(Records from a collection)
***

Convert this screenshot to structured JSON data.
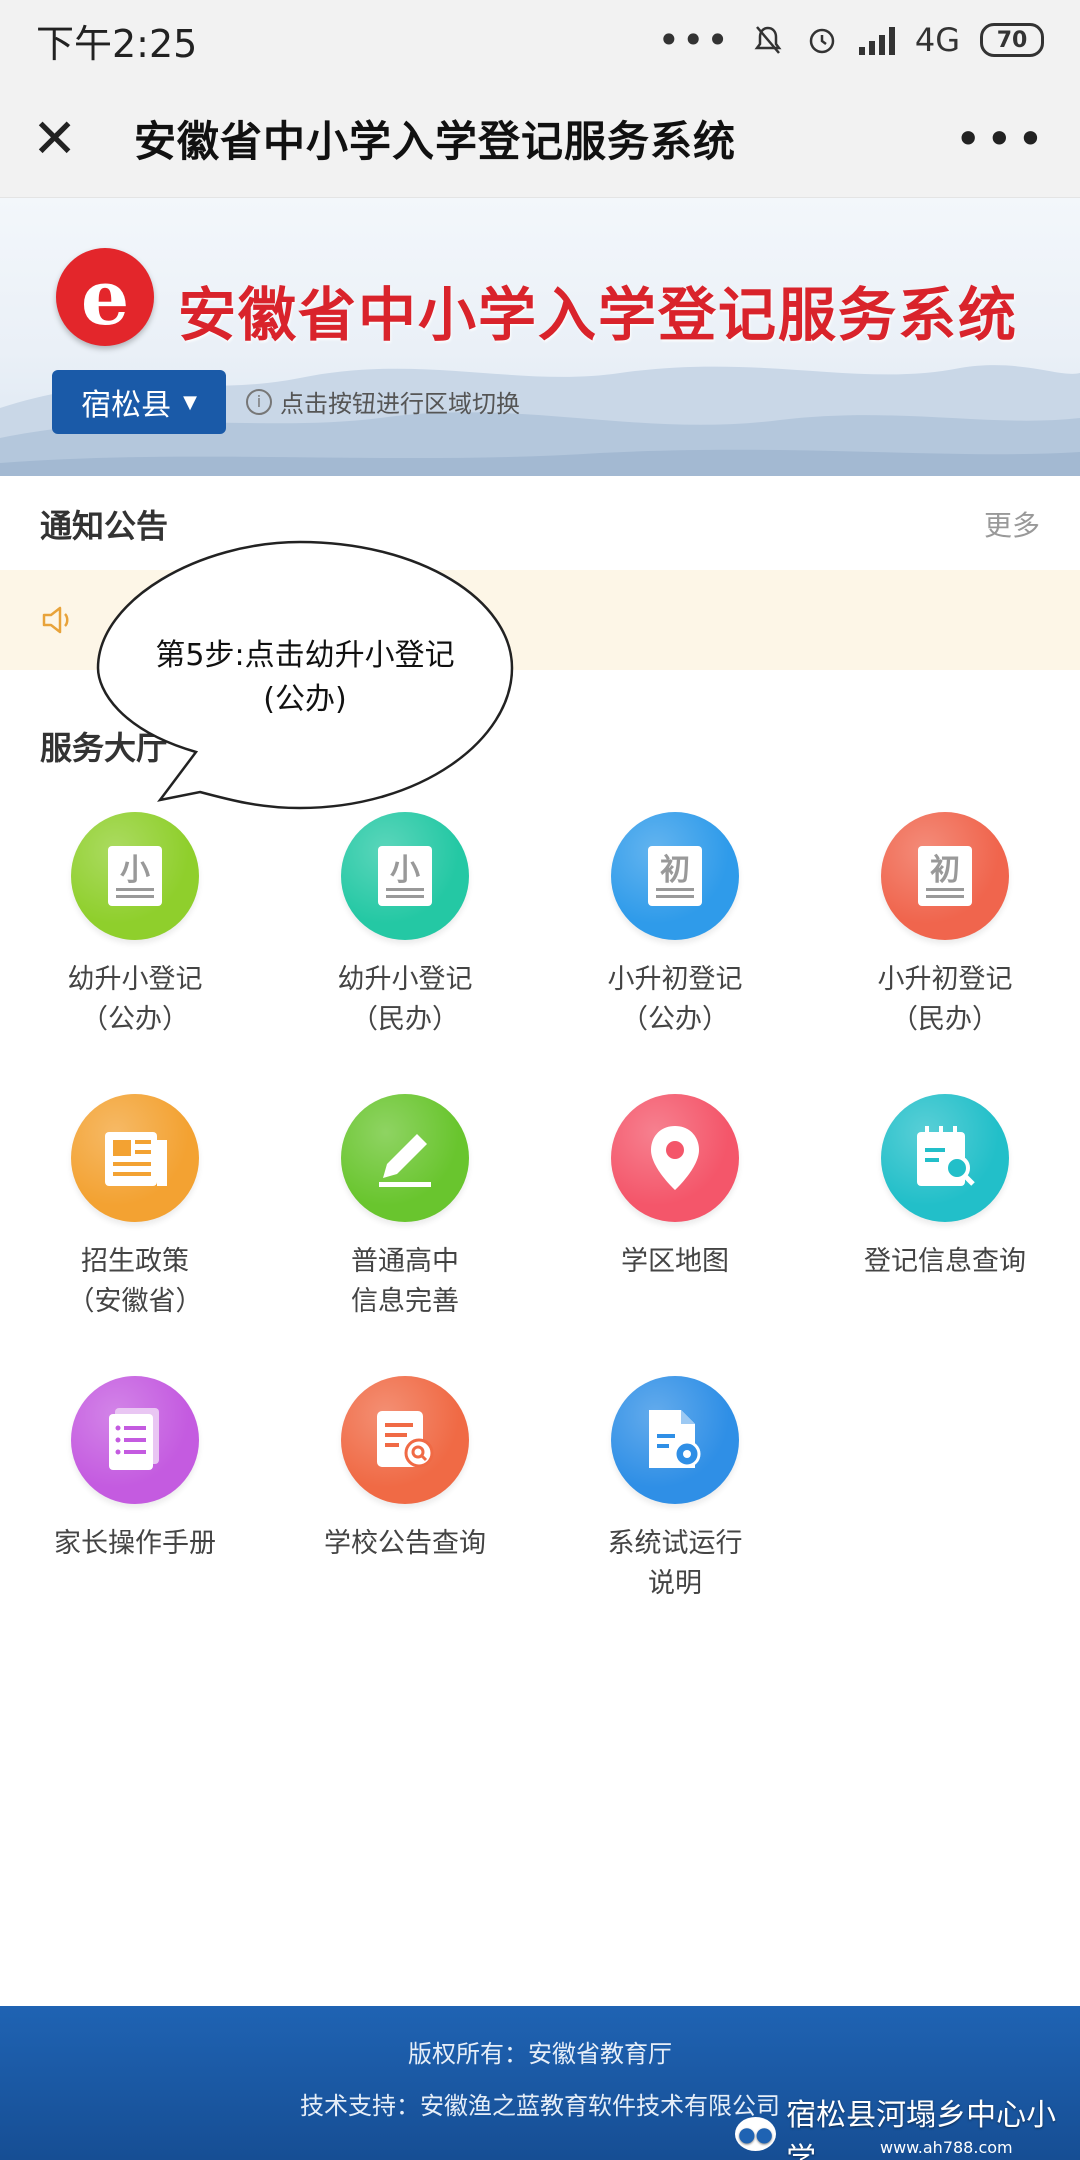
{
  "status_bar": {
    "time": "下午2:25",
    "network": "4G",
    "battery": "70"
  },
  "title_bar": {
    "title": "安徽省中小学入学登记服务系统"
  },
  "banner": {
    "title": "安徽省中小学入学登记服务系统",
    "logo_icon": "e-logo-icon",
    "region_button": "宿松县",
    "hint": "点击按钮进行区域切换"
  },
  "notice": {
    "heading": "通知公告",
    "more": "更多"
  },
  "services": {
    "heading": "服务大厅",
    "items": [
      {
        "line1": "幼升小登记",
        "line2": "（公办）",
        "glyph": "小",
        "color": "#8fcf2c"
      },
      {
        "line1": "幼升小登记",
        "line2": "（民办）",
        "glyph": "小",
        "color": "#24c8a4"
      },
      {
        "line1": "小升初登记",
        "line2": "（公办）",
        "glyph": "初",
        "color": "#2f9bea"
      },
      {
        "line1": "小升初登记",
        "line2": "（民办）",
        "glyph": "初",
        "color": "#f0654d"
      },
      {
        "line1": "招生政策",
        "line2": "（安徽省）",
        "glyph": "news",
        "color": "#f3a232"
      },
      {
        "line1": "普通高中",
        "line2": "信息完善",
        "glyph": "edit",
        "color": "#69c52e"
      },
      {
        "line1": "学区地图",
        "line2": "",
        "glyph": "pin",
        "color": "#f4566a"
      },
      {
        "line1": "登记信息查询",
        "line2": "",
        "glyph": "search",
        "color": "#22bfc9"
      },
      {
        "line1": "家长操作手册",
        "line2": "",
        "glyph": "doc",
        "color": "#c45be0"
      },
      {
        "line1": "学校公告查询",
        "line2": "",
        "glyph": "notice",
        "color": "#f06a45"
      },
      {
        "line1": "系统试运行",
        "line2": "说明",
        "glyph": "gear",
        "color": "#2f8fe6"
      }
    ]
  },
  "callout": {
    "text": "第5步:点击幼升小登记(公办)"
  },
  "footer": {
    "copyright": "版权所有：安徽省教育厅",
    "support": "技术支持：安徽渔之蓝教育软件技术有限公司"
  },
  "watermark": {
    "account": "宿松县河塌乡中心小学",
    "site": "www.ah788.com"
  }
}
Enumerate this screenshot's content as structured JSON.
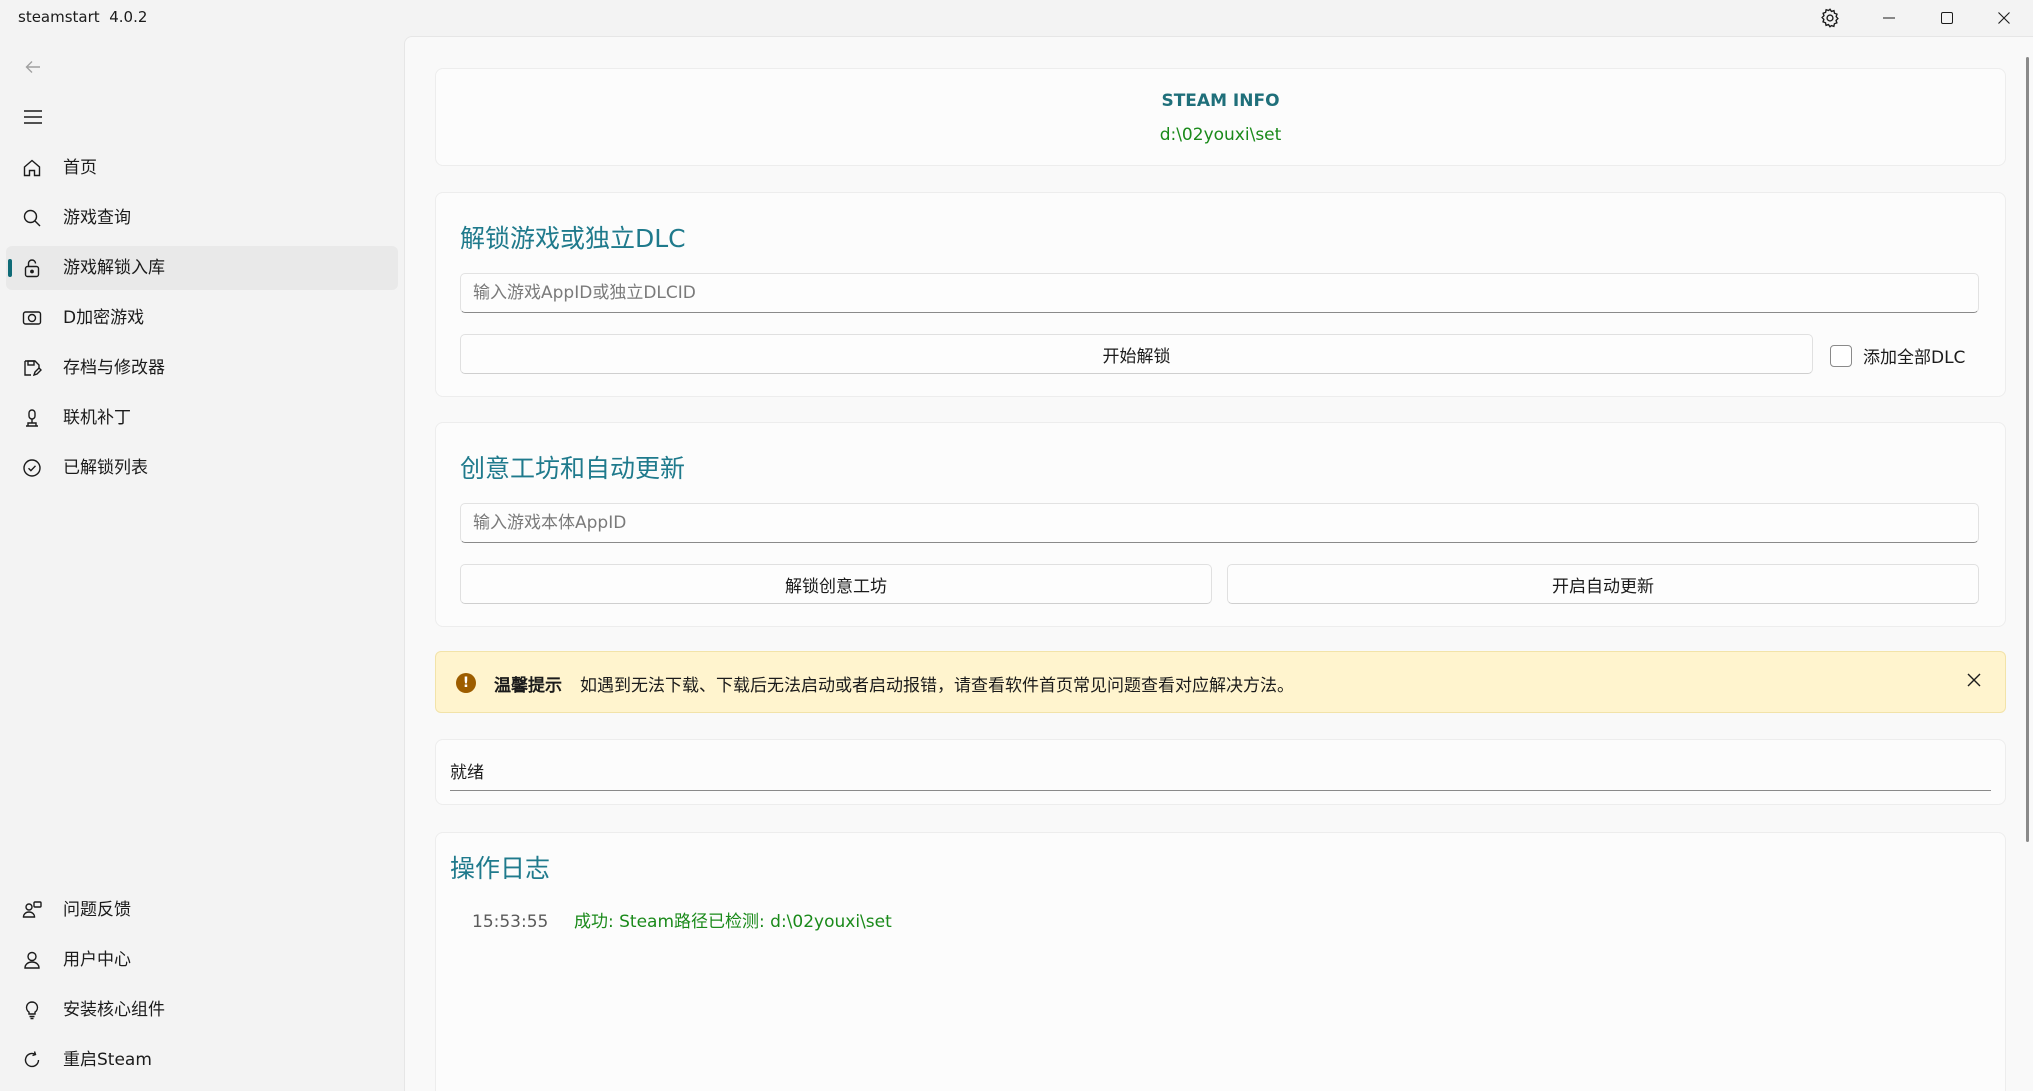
{
  "window": {
    "app_name": "steamstart",
    "version": "4.0.2"
  },
  "titlebar": {
    "settings_icon": "gear-icon",
    "minimize_icon": "minimize-icon",
    "maximize_icon": "maximize-icon",
    "close_icon": "close-icon"
  },
  "sidebar": {
    "back_icon": "arrow-left-icon",
    "menu_icon": "hamburger-icon",
    "items": [
      {
        "label": "首页",
        "icon": "home-icon"
      },
      {
        "label": "游戏查询",
        "icon": "search-icon"
      },
      {
        "label": "游戏解锁入库",
        "icon": "lock-open-icon",
        "active": true
      },
      {
        "label": "D加密游戏",
        "icon": "disc-icon"
      },
      {
        "label": "存档与修改器",
        "icon": "save-edit-icon"
      },
      {
        "label": "联机补丁",
        "icon": "joystick-icon"
      },
      {
        "label": "已解锁列表",
        "icon": "check-circle-icon"
      }
    ],
    "footer_items": [
      {
        "label": "问题反馈",
        "icon": "feedback-icon"
      },
      {
        "label": "用户中心",
        "icon": "user-icon"
      },
      {
        "label": "安装核心组件",
        "icon": "lightbulb-icon"
      },
      {
        "label": "重启Steam",
        "icon": "refresh-icon"
      }
    ]
  },
  "steam_info": {
    "title": "STEAM INFO",
    "path": "d:\\02youxi\\set"
  },
  "unlock_section": {
    "title": "解锁游戏或独立DLC",
    "input_placeholder": "输入游戏AppID或独立DLCID",
    "input_value": "",
    "start_button": "开始解锁",
    "checkbox_label": "添加全部DLC",
    "checkbox_checked": false
  },
  "workshop_section": {
    "title": "创意工坊和自动更新",
    "input_placeholder": "输入游戏本体AppID",
    "input_value": "",
    "workshop_button": "解锁创意工坊",
    "auto_update_button": "开启自动更新"
  },
  "notice": {
    "icon": "warning-icon",
    "title": "温馨提示",
    "message": "如遇到无法下载、下载后无法启动或者启动报错，请查看软件首页常见问题查看对应解决方法。",
    "color": "#fff4ce"
  },
  "status": {
    "text": "就绪"
  },
  "log": {
    "title": "操作日志",
    "entries": [
      {
        "time": "15:53:55",
        "message": "成功: Steam路径已检测: d:\\02youxi\\set"
      }
    ]
  },
  "colors": {
    "accent": "#1f7a8c",
    "success": "#1a8a1a",
    "active_indicator": "#0f6b77"
  }
}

***

Copy every line above in which the string "glyph" shows up.

        "glyph": "小",
        "glyph": "小",
        "glyph": "初",
        "glyph": "初",
        "glyph": "news",
        "glyph": "edit",
        "glyph": "pin",
        "glyph": "search",
        "glyph": "doc",
        "glyph": "notice",
        "glyph": "gear",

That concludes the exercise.